— Exercise directions —
Across the data below, how many lines hold "Axis"? Answer with that number and nothing else.

[Supplied records start]

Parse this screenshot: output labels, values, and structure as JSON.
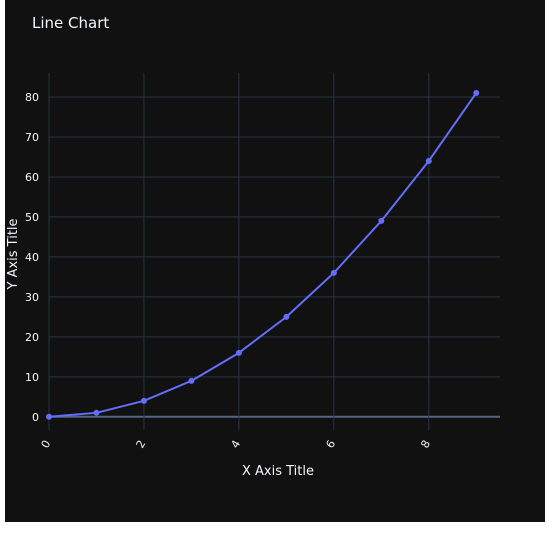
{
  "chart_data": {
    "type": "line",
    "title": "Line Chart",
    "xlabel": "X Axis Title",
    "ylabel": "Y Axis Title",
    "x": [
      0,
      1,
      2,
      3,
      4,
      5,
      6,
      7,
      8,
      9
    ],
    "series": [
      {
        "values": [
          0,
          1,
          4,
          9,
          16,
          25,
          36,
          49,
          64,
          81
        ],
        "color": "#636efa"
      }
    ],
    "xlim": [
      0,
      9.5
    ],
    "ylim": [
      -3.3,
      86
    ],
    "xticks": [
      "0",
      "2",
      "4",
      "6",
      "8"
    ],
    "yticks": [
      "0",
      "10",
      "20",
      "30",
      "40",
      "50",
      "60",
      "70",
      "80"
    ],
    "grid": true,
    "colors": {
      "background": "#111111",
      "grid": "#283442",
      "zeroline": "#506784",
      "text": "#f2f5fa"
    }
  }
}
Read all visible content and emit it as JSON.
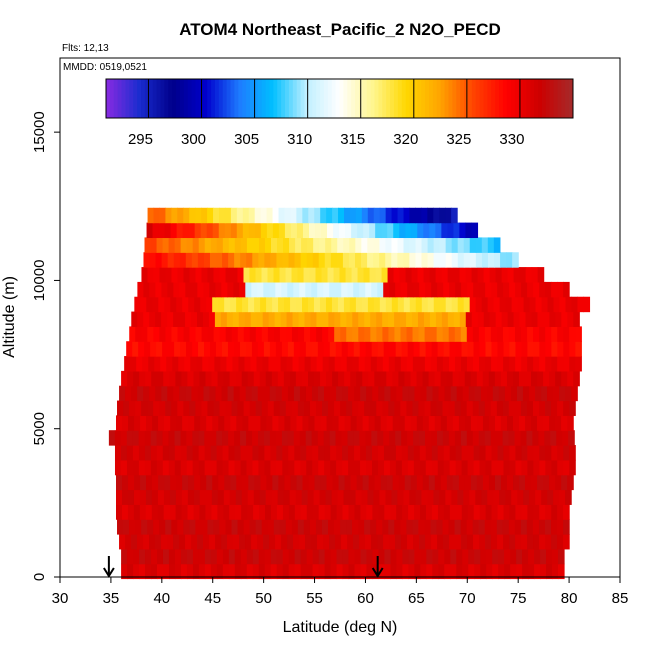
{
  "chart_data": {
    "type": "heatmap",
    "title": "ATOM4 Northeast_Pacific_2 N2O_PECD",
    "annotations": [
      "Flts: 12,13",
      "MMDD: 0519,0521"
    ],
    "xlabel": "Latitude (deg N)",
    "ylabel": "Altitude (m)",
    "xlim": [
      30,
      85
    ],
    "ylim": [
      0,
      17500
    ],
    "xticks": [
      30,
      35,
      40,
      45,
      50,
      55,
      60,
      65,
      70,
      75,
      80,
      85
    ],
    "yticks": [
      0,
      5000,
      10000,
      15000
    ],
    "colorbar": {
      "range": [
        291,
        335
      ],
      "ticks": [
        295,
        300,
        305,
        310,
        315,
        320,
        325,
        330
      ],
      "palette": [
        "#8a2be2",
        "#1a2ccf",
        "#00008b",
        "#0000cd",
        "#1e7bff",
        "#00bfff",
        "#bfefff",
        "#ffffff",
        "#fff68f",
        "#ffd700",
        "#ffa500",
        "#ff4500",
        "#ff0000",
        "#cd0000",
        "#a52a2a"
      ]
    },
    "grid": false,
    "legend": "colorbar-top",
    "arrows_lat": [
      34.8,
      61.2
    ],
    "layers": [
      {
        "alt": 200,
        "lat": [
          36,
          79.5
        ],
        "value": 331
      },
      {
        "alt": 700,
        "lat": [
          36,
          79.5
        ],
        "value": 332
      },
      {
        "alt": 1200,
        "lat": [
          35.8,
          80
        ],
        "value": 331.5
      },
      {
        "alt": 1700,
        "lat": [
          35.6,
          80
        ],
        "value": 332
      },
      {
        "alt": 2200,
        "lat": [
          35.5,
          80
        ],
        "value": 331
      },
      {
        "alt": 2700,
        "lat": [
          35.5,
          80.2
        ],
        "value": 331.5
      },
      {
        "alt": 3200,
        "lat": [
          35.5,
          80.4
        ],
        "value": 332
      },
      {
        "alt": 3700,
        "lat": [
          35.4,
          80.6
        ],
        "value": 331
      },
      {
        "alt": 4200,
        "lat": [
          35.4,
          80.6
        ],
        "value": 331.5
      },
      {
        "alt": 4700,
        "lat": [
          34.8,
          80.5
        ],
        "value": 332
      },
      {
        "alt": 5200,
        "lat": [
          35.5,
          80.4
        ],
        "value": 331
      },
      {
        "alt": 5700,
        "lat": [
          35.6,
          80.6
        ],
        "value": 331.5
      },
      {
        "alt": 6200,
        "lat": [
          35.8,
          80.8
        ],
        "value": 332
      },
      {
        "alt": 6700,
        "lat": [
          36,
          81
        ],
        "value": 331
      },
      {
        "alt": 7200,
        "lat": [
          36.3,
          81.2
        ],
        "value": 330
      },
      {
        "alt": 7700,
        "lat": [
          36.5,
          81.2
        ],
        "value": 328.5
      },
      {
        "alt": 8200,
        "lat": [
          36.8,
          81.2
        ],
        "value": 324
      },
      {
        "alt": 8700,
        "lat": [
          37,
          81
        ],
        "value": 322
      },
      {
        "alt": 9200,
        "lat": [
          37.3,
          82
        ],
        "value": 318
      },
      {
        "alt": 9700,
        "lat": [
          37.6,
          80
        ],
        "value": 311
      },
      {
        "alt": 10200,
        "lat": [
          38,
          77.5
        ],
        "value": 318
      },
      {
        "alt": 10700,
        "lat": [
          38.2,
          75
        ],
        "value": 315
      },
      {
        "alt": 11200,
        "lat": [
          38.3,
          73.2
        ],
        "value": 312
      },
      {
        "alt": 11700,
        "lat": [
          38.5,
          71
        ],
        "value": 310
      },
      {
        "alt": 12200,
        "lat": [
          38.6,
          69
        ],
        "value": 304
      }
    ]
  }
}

[Supplied records end]
[Supplied records start]

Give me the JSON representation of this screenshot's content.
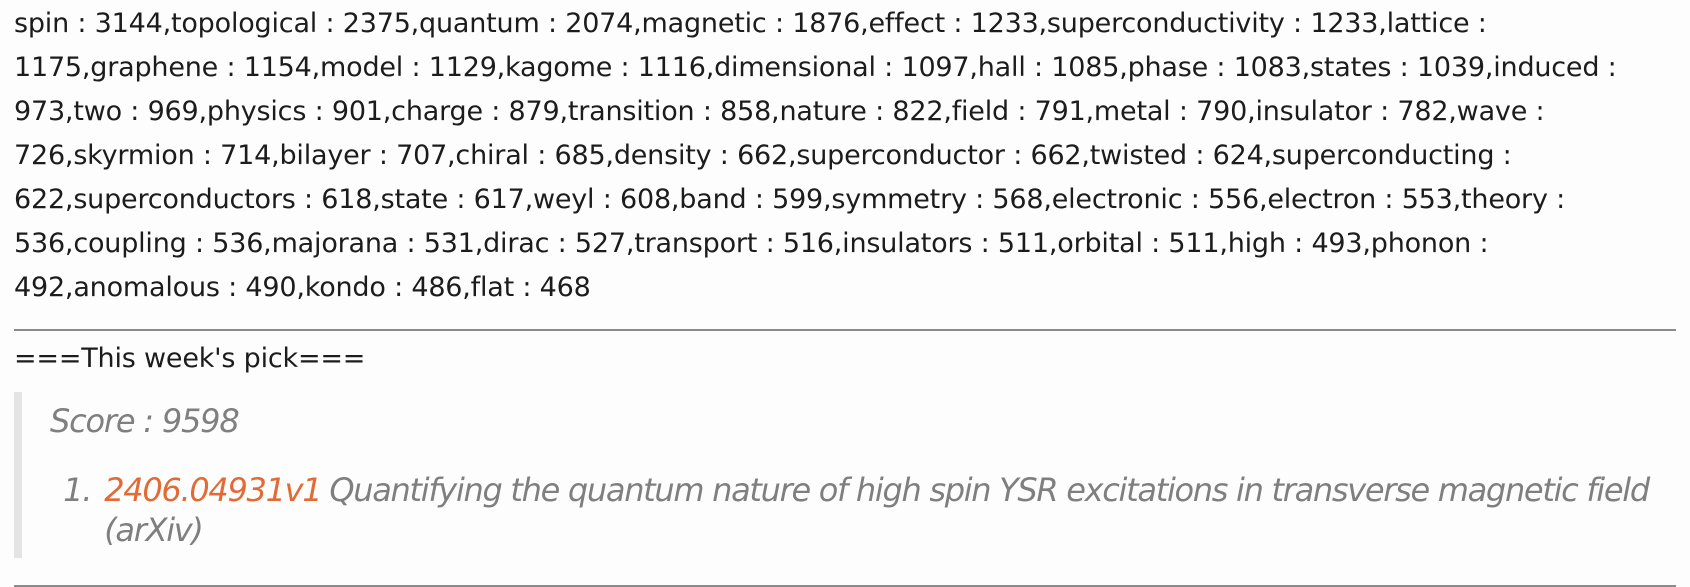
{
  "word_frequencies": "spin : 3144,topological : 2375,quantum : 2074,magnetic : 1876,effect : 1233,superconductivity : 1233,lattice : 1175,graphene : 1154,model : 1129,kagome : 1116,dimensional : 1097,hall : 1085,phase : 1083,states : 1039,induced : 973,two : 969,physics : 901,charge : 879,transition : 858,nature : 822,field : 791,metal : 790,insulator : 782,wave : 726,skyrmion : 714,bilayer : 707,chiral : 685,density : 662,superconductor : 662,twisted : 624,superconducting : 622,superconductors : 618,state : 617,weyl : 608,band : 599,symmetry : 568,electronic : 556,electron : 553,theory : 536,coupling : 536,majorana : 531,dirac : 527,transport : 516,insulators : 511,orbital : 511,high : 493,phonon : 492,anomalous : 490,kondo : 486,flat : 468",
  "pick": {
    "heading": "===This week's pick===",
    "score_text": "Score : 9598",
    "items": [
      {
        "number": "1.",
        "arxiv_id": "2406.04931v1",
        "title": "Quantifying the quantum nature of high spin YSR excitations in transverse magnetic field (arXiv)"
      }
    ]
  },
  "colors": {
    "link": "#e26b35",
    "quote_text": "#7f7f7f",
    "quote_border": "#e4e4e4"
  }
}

[Supplied records end]

— Correct result —
2